§ Task description: Pick out every line holding the string "officers" and copy it.

>> begin

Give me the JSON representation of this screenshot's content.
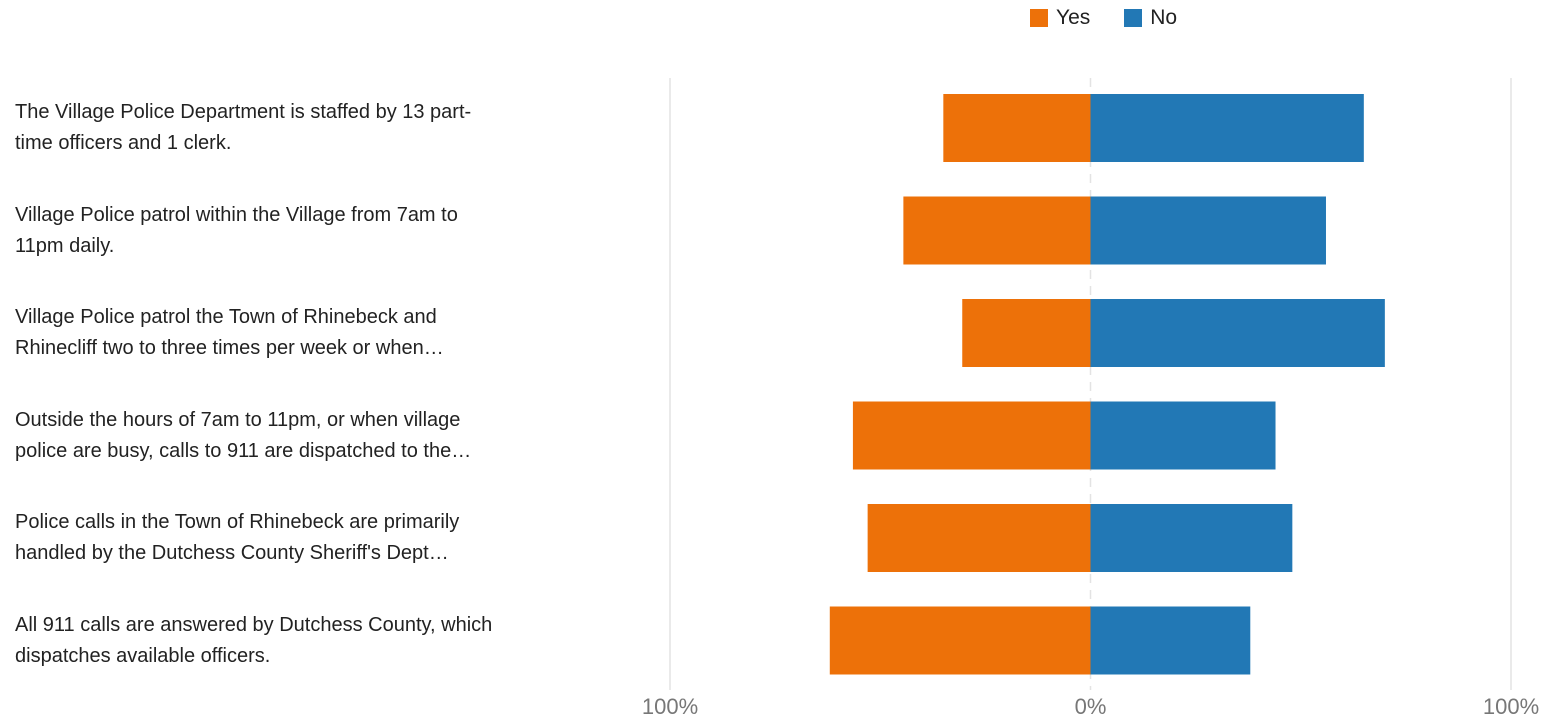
{
  "colors": {
    "yes": "#ED7109",
    "no": "#2278B5",
    "grid": "#E3E3E3",
    "center": "#E3E3E3"
  },
  "chart_data": {
    "type": "bar",
    "orientation": "horizontal",
    "stacking": "diverging",
    "legend": {
      "placement": "top-right"
    },
    "grid": true,
    "xlim": [
      -100,
      100
    ],
    "ticks": [
      {
        "value": -100,
        "label": "100%"
      },
      {
        "value": 0,
        "label": "0%"
      },
      {
        "value": 100,
        "label": "100%"
      }
    ],
    "categories": [
      [
        "The Village Police Department is staffed by 13 part-",
        "time officers and 1 clerk."
      ],
      [
        "Village Police patrol within the Village from 7am to",
        "11pm daily."
      ],
      [
        "Village Police patrol the Town of Rhinebeck and",
        "Rhinecliff two to three times per week or when…"
      ],
      [
        "Outside the hours of 7am to 11pm, or when village",
        "police are busy, calls to 911 are dispatched to the…"
      ],
      [
        "Police calls in the Town of Rhinebeck are primarily",
        "handled by the Dutchess County Sheriff's Dept…"
      ],
      [
        "All 911 calls are answered by Dutchess County, which",
        "dispatches available officers."
      ]
    ],
    "series": [
      {
        "name": "Yes",
        "values": [
          35,
          44.5,
          30.5,
          56.5,
          53,
          62
        ]
      },
      {
        "name": "No",
        "values": [
          65,
          56,
          70,
          44,
          48,
          38
        ]
      }
    ]
  }
}
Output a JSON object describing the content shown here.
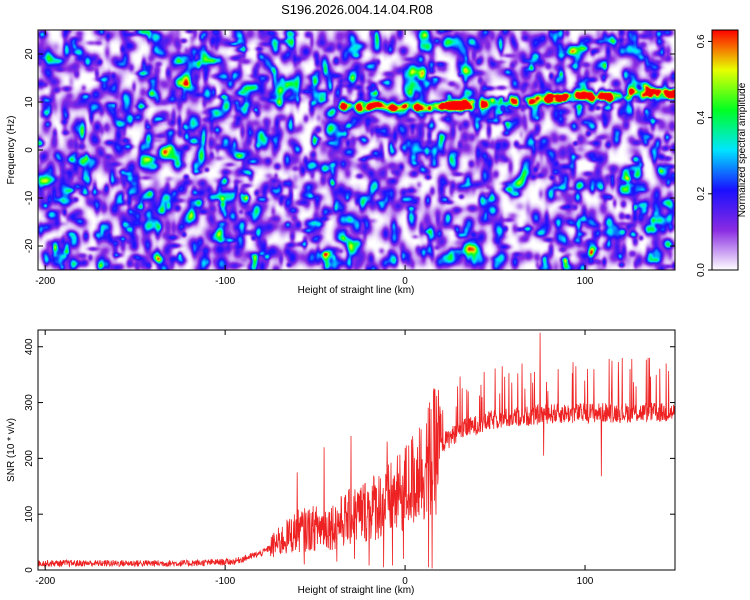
{
  "title": "S196.2026.004.14.04.R08",
  "chart_data": [
    {
      "type": "heatmap",
      "xlabel": "Height of straight line (km)",
      "ylabel": "Frequency (Hz)",
      "xlim": [
        -204,
        150
      ],
      "ylim": [
        -25,
        25
      ],
      "xticks": [
        -200,
        -100,
        0,
        100
      ],
      "yticks": [
        -20,
        -10,
        0,
        10,
        20
      ],
      "colorbar": {
        "label": "Normalized spectral amplitude",
        "range": [
          0.0,
          0.63
        ],
        "ticks": [
          0.0,
          0.2,
          0.4,
          0.6
        ],
        "colors": [
          "#ffffff",
          "#8a2be2",
          "#1a10ff",
          "#00e5ff",
          "#00ff22",
          "#e8ff00",
          "#ff0000"
        ]
      },
      "features": {
        "background_level": [
          0.05,
          0.2
        ],
        "ridge": {
          "description": "enhanced ridge",
          "points": [
            [
              -40,
              9
            ],
            [
              0,
              9
            ],
            [
              20,
              9
            ],
            [
              50,
              10
            ],
            [
              90,
              11
            ],
            [
              150,
              12
            ]
          ],
          "peaks": [
            [
              -92,
              12,
              0.25
            ],
            [
              -35,
              10,
              0.2
            ],
            [
              22,
              9,
              0.3
            ],
            [
              27,
              9,
              0.35
            ],
            [
              87,
              11,
              0.5
            ],
            [
              150,
              12,
              0.45
            ]
          ]
        }
      }
    },
    {
      "type": "line",
      "xlabel": "Height of straight line (km)",
      "ylabel": "SNR (10 * v/v)",
      "xlim": [
        -204,
        150
      ],
      "ylim": [
        0,
        430
      ],
      "xticks": [
        -200,
        -100,
        0,
        100
      ],
      "yticks": [
        0,
        100,
        200,
        300,
        400
      ],
      "line_color": "#ee2222",
      "series": [
        {
          "values_trend": [
            [
              -204,
              12
            ],
            [
              -120,
              12
            ],
            [
              -95,
              15
            ],
            [
              -80,
              30
            ],
            [
              -60,
              70
            ],
            [
              -40,
              80
            ],
            [
              -20,
              110
            ],
            [
              -5,
              130
            ],
            [
              10,
              180
            ],
            [
              18,
              220
            ],
            [
              30,
              250
            ],
            [
              50,
              270
            ],
            [
              80,
              280
            ],
            [
              110,
              282
            ],
            [
              150,
              282
            ]
          ],
          "spikes": [
            [
              -60,
              175
            ],
            [
              -45,
              220
            ],
            [
              -30,
              240
            ],
            [
              -20,
              235
            ],
            [
              -10,
              230
            ],
            [
              -1,
              230
            ],
            [
              8,
              255
            ],
            [
              20,
              280
            ],
            [
              35,
              320
            ],
            [
              44,
              355
            ],
            [
              54,
              365
            ],
            [
              65,
              370
            ],
            [
              75,
              425
            ],
            [
              85,
              360
            ],
            [
              95,
              365
            ],
            [
              105,
              360
            ],
            [
              115,
              375
            ],
            [
              125,
              360
            ],
            [
              135,
              380
            ],
            [
              145,
              370
            ]
          ],
          "dips": [
            [
              -56,
              10
            ],
            [
              -38,
              15
            ],
            [
              -28,
              20
            ],
            [
              -20,
              8
            ],
            [
              -12,
              5
            ],
            [
              -7,
              8
            ],
            [
              -1,
              20
            ],
            [
              13,
              5
            ],
            [
              15,
              3
            ],
            [
              77,
              205
            ],
            [
              109,
              168
            ]
          ]
        }
      ]
    }
  ]
}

>> end

§ Complete output:
        "time officers and 1 clerk."
        "dispatches available officers."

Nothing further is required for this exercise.